(Records that describe figures)
___

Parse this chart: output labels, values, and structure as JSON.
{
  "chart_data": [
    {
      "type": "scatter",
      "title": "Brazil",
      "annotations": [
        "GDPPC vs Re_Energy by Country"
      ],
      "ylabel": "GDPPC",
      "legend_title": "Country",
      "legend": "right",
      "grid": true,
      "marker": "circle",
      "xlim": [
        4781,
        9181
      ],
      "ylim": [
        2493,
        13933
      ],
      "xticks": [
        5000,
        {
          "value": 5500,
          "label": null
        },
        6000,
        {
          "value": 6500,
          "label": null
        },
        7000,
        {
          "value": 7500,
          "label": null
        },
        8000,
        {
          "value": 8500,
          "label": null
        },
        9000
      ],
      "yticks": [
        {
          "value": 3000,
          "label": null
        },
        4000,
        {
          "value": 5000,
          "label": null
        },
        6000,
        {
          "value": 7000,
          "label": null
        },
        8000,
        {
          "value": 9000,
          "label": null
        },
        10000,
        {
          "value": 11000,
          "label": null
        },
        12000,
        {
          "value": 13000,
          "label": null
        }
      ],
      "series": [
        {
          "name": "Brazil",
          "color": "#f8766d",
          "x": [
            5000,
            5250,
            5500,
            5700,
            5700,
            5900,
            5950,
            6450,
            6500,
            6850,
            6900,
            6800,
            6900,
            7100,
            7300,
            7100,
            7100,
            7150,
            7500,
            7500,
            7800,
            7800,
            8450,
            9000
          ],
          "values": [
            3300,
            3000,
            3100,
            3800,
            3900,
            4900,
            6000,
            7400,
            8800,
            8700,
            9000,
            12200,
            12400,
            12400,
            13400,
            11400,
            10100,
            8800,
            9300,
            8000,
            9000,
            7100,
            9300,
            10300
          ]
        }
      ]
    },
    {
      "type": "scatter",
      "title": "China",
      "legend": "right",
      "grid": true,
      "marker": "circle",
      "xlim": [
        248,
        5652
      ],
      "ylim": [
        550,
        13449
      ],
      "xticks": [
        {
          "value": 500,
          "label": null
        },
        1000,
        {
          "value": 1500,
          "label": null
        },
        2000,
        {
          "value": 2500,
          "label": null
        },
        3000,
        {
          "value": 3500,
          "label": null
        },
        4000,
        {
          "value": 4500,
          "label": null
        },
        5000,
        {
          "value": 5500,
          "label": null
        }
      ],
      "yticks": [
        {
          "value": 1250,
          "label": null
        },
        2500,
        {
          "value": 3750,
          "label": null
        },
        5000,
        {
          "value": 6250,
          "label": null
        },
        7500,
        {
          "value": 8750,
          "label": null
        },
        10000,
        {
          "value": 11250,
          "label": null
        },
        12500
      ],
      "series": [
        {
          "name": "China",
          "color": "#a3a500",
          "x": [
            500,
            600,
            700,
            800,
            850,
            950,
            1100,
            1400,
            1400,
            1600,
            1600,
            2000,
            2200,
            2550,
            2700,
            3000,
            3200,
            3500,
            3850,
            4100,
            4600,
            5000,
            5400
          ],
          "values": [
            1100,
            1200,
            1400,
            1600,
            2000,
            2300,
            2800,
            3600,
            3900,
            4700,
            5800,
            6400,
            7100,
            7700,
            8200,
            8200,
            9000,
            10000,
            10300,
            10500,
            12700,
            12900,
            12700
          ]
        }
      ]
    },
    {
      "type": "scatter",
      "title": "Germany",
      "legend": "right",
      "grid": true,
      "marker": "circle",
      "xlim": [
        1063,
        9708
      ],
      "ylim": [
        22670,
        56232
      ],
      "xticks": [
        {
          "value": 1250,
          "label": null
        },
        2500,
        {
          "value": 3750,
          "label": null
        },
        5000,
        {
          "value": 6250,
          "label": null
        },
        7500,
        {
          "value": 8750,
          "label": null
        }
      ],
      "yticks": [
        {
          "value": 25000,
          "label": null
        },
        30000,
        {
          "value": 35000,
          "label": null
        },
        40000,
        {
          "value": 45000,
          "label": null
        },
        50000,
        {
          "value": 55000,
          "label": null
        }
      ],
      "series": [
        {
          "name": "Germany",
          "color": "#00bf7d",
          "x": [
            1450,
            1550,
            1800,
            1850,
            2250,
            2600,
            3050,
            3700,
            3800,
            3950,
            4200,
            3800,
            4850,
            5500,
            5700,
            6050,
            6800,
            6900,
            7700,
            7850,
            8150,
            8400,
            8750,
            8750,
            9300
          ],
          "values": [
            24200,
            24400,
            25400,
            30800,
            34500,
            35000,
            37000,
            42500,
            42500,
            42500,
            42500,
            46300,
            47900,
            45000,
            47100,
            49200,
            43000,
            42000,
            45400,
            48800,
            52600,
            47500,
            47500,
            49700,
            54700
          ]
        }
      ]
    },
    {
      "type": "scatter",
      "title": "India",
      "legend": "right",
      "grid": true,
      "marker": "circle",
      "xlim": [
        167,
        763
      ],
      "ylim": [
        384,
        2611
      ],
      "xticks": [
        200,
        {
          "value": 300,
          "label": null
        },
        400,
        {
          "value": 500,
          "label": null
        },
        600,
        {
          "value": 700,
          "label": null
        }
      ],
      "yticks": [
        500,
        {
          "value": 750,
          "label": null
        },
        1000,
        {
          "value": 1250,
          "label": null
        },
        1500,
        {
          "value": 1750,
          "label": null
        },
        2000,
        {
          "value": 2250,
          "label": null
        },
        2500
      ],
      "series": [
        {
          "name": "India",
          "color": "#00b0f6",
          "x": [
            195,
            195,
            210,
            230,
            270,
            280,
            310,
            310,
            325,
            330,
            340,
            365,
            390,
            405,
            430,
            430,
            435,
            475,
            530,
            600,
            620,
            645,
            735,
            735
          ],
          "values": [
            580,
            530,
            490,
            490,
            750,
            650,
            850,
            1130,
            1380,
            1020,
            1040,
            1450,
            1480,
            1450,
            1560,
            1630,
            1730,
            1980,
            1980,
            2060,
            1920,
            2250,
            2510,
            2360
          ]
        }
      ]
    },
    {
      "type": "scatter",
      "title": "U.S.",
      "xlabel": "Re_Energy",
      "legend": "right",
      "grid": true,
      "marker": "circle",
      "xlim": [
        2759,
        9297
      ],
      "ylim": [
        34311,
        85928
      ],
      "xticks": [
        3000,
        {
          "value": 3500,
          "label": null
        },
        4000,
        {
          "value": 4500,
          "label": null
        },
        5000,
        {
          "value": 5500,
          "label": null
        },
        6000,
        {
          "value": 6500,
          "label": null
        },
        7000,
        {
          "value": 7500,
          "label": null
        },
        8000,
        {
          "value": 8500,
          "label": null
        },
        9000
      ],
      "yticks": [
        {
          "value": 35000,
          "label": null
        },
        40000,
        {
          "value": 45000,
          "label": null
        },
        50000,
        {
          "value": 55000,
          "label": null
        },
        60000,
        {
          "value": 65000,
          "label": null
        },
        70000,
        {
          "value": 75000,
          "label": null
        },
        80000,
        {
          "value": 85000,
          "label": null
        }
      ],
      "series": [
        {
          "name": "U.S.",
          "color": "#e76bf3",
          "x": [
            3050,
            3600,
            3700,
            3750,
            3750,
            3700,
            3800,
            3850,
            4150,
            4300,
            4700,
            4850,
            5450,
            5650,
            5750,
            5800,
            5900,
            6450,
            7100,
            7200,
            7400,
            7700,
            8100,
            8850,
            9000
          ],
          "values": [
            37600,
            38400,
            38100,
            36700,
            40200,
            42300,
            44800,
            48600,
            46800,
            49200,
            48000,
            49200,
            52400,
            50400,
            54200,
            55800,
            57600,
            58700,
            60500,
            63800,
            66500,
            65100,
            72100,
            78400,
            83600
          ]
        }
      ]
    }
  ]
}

___

_Task_. Identify which lines contain the word "Country" and copy each one.

_Response for this exercise_.
        "GDPPC vs Re_Energy by Country"
      "legend_title": "Country",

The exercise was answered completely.